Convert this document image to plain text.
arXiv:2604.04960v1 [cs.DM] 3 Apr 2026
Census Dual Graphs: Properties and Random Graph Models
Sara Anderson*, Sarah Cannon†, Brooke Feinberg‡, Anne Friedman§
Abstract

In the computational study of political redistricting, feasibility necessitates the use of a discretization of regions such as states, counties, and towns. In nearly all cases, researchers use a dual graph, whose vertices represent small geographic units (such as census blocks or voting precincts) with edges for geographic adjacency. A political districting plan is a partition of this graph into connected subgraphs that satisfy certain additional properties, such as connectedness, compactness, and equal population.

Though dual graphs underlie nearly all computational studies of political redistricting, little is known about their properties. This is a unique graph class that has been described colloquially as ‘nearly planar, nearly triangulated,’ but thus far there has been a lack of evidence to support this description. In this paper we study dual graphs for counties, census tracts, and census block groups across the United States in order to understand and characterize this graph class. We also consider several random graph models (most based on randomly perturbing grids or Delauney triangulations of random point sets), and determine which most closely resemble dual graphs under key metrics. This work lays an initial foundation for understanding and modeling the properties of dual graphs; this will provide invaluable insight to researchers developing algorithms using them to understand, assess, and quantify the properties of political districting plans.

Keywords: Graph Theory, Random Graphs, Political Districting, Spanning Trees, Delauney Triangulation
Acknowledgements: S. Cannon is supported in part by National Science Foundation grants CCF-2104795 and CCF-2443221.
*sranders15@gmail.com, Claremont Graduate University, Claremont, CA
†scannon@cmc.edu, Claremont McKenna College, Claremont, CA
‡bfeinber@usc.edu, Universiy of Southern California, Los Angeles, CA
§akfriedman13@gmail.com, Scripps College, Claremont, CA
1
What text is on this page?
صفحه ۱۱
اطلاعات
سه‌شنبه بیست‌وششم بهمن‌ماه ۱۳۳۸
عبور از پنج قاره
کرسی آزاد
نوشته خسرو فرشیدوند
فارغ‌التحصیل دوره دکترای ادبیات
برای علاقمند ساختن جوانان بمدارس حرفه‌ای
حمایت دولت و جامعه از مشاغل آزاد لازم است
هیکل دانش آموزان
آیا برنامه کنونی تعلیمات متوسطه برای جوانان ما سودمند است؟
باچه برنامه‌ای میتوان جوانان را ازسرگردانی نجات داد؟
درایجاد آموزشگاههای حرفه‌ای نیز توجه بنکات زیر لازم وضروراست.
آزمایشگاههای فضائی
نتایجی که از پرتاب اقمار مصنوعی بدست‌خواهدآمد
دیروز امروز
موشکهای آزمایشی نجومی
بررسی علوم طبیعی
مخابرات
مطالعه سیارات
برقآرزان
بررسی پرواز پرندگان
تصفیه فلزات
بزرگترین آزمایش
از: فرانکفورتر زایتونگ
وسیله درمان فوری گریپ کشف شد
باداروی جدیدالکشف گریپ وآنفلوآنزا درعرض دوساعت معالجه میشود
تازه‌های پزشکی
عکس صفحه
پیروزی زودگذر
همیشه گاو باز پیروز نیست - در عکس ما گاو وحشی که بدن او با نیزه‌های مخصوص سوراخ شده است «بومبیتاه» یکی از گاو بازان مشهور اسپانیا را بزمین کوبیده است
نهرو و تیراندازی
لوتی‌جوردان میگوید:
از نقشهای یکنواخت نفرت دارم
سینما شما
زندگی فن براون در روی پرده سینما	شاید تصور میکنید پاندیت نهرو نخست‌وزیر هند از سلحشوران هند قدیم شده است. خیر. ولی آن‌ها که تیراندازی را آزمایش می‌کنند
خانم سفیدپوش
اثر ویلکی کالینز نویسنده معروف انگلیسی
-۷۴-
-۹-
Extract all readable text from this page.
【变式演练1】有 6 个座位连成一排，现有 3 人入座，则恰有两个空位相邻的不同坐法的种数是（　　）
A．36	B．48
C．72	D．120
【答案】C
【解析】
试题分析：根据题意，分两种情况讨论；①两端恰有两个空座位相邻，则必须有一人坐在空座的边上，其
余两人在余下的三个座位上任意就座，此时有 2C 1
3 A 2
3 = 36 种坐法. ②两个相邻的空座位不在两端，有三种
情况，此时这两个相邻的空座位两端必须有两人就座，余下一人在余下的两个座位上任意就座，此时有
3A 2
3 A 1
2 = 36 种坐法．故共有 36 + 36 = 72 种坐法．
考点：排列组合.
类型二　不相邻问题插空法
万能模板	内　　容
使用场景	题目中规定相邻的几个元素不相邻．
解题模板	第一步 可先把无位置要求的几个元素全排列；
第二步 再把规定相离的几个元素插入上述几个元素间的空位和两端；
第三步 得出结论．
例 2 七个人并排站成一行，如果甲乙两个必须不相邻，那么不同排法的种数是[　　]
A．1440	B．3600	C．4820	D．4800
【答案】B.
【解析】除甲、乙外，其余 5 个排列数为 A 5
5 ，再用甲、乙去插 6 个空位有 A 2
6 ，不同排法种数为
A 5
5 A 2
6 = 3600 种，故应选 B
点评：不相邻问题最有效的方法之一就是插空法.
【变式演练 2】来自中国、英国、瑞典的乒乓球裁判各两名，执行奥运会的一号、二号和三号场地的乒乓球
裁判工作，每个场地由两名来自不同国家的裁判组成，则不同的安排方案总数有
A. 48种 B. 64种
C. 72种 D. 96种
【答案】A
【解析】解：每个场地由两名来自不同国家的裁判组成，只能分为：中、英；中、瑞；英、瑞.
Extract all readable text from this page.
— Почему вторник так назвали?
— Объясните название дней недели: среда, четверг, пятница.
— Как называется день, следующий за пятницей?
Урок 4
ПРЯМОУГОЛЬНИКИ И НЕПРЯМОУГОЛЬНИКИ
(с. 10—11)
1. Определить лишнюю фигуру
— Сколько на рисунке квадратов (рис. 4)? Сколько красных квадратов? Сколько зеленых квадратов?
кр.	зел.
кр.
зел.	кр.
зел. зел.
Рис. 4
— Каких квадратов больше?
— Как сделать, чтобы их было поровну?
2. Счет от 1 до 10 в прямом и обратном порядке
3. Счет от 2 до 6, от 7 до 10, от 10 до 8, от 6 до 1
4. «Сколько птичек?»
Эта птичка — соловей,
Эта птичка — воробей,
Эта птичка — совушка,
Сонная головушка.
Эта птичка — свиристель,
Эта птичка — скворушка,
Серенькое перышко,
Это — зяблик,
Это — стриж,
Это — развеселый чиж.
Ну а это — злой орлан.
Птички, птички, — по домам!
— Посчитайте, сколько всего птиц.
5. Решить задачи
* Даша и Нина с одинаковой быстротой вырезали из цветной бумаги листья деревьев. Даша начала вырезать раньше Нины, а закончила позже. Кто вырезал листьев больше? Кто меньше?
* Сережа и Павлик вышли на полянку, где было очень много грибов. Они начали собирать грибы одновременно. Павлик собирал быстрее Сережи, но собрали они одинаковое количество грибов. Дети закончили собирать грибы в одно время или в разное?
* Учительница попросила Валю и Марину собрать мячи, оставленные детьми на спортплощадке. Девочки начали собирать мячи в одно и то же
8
▬▬▬
• [EXERCISE DESCRIPTION]: Output each entry precisely as given.

• [OUTPUT OF THE TASK]:
Convert this document image to plain text.
arXiv:2604.04960v1 [cs.DM] 3 Apr 2026
Census Dual Graphs: Properties and Random Graph Models
Sara Anderson*, Sarah Cannon†, Brooke Feinberg‡, Anne Friedman§
Abstract

In the computational study of political redistricting, feasibility necessitates the use of a discretization of regions such as states, counties, and towns. In nearly all cases, researchers use a dual graph, whose vertices represent small geographic units (such as census blocks or voting precincts) with edges for geographic adjacency. A political districting plan is a partition of this graph into connected subgraphs that satisfy certain additional properties, such as connectedness, compactness, and equal population.

Though dual graphs underlie nearly all computational studies of political redistricting, little is known about their properties. This is a unique graph class that has been described colloquially as ‘nearly planar, nearly triangulated,’ but thus far there has been a lack of evidence to support this description. In this paper we study dual graphs for counties, census tracts, and census block groups across the United States in order to understand and characterize this graph class. We also consider several random graph models (most based on randomly perturbing grids or Delauney triangulations of random point sets), and determine which most closely resemble dual graphs under key metrics. This work lays an initial foundation for understanding and modeling the properties of dual graphs; this will provide invaluable insight to researchers developing algorithms using them to understand, assess, and quantify the properties of political districting plans.

Keywords: Graph Theory, Random Graphs, Political Districting, Spanning Trees, Delauney Triangulation
Acknowledgements: S. Cannon is supported in part by National Science Foundation grants CCF-2104795 and CCF-2443221.
*sranders15@gmail.com, Claremont Graduate University, Claremont, CA
†scannon@cmc.edu, Claremont McKenna College, Claremont, CA
‡bfeinber@usc.edu, Universiy of Southern California, Los Angeles, CA
§akfriedman13@gmail.com, Scripps College, Claremont, CA
1
What text is on this page?
صفحه ۱۱
اطلاعات
سه‌شنبه بیست‌وششم بهمن‌ماه ۱۳۳۸
عبور از پنج قاره
کرسی آزاد
نوشته خسرو فرشیدوند
فارغ‌التحصیل دوره دکترای ادبیات
برای علاقمند ساختن جوانان بمدارس حرفه‌ای
حمایت دولت و جامعه از مشاغل آزاد لازم است
هیکل دانش آموزان
آیا برنامه کنونی تعلیمات متوسطه برای جوانان ما سودمند است؟
باچه برنامه‌ای میتوان جوانان را ازسرگردانی نجات داد؟
درایجاد آموزشگاههای حرفه‌ای نیز توجه بنکات زیر لازم وضروراست.
آزمایشگاههای فضائی
نتایجی که از پرتاب اقمار مصنوعی بدست‌خواهدآمد
دیروز امروز
موشکهای آزمایشی نجومی
بررسی علوم طبیعی
مخابرات
مطالعه سیارات
برقآرزان
بررسی پرواز پرندگان
تصفیه فلزات
بزرگترین آزمایش
از: فرانکفورتر زایتونگ
وسیله درمان فوری گریپ کشف شد
باداروی جدیدالکشف گریپ وآنفلوآنزا درعرض دوساعت معالجه میشود
تازه‌های پزشکی
عکس صفحه
پیروزی زودگذر
همیشه گاو باز پیروز نیست - در عکس ما گاو وحشی که بدن او با نیزه‌های مخصوص سوراخ شده است «بومبیتاه» یکی از گاو بازان مشهور اسپانیا را بزمین کوبیده است
نهرو و تیراندازی
لوتی‌جوردان میگوید:
از نقشهای یکنواخت نفرت دارم
سینما شما
زندگی فن براون در روی پرده سینما	شاید تصور میکنید پاندیت نهرو نخست‌وزیر هند از سلحشوران هند قدیم شده است. خیر. ولی آن‌ها که تیراندازی را آزمایش می‌کنند
خانم سفیدپوش
اثر ویلکی کالینز نویسنده معروف انگلیسی
-۷۴-
-۹-
Extract all readable text from this page.
【变式演练1】有 6 个座位连成一排，现有 3 人入座，则恰有两个空位相邻的不同坐法的种数是（　　）
A．36	B．48
C．72	D．120
【答案】C
【解析】
试题分析：根据题意，分两种情况讨论；①两端恰有两个空座位相邻，则必须有一人坐在空座的边上，其
余两人在余下的三个座位上任意就座，此时有 2C 1
3 A 2
3 = 36 种坐法. ②两个相邻的空座位不在两端，有三种
情况，此时这两个相邻的空座位两端必须有两人就座，余下一人在余下的两个座位上任意就座，此时有
3A 2
3 A 1
2 = 36 种坐法．故共有 36 + 36 = 72 种坐法．
考点：排列组合.
类型二　不相邻问题插空法
万能模板	内　　容
使用场景	题目中规定相邻的几个元素不相邻．
解题模板	第一步 可先把无位置要求的几个元素全排列；
第二步 再把规定相离的几个元素插入上述几个元素间的空位和两端；
第三步 得出结论．
例 2 七个人并排站成一行，如果甲乙两个必须不相邻，那么不同排法的种数是[　　]
A．1440	B．3600	C．4820	D．4800
【答案】B.
【解析】除甲、乙外，其余 5 个排列数为 A 5
5 ，再用甲、乙去插 6 个空位有 A 2
6 ，不同排法种数为
A 5
5 A 2
6 = 3600 种，故应选 B
点评：不相邻问题最有效的方法之一就是插空法.
【变式演练 2】来自中国、英国、瑞典的乒乓球裁判各两名，执行奥运会的一号、二号和三号场地的乒乓球
裁判工作，每个场地由两名来自不同国家的裁判组成，则不同的安排方案总数有
A. 48种 B. 64种
C. 72种 D. 96种
【答案】A
【解析】解：每个场地由两名来自不同国家的裁判组成，只能分为：中、英；中、瑞；英、瑞.
Extract all readable text from this page.
— Почему вторник так назвали?
— Объясните название дней недели: среда, четверг, пятница.
— Как называется день, следующий за пятницей?
Урок 4
ПРЯМОУГОЛЬНИКИ И НЕПРЯМОУГОЛЬНИКИ
(с. 10—11)
1. Определить лишнюю фигуру
— Сколько на рисунке квадратов (рис. 4)? Сколько красных квадратов? Сколько зеленых квадратов?
кр.	зел.
кр.
зел.	кр.
зел. зел.
Рис. 4
— Каких квадратов больше?
— Как сделать, чтобы их было поровну?
2. Счет от 1 до 10 в прямом и обратном порядке
3. Счет от 2 до 6, от 7 до 10, от 10 до 8, от 6 до 1
4. «Сколько птичек?»
Эта птичка — соловей,
Эта птичка — воробей,
Эта птичка — совушка,
Сонная головушка.
Эта птичка — свиристель,
Эта птичка — скворушка,
Серенькое перышко,
Это — зяблик,
Это — стриж,
Это — развеселый чиж.
Ну а это — злой орлан.
Птички, птички, — по домам!
— Посчитайте, сколько всего птиц.
5. Решить задачи
* Даша и Нина с одинаковой быстротой вырезали из цветной бумаги листья деревьев. Даша начала вырезать раньше Нины, а закончила позже. Кто вырезал листьев больше? Кто меньше?
* Сережа и Павлик вышли на полянку, где было очень много грибов. Они начали собирать грибы одновременно. Павлик собирал быстрее Сережи, но собрали они одинаковое количество грибов. Дети закончили собирать грибы в одно время или в разное?
* Учительница попросила Валю и Марину собрать мячи, оставленные детьми на спортплощадке. Девочки начали собирать мячи в одно и то же
8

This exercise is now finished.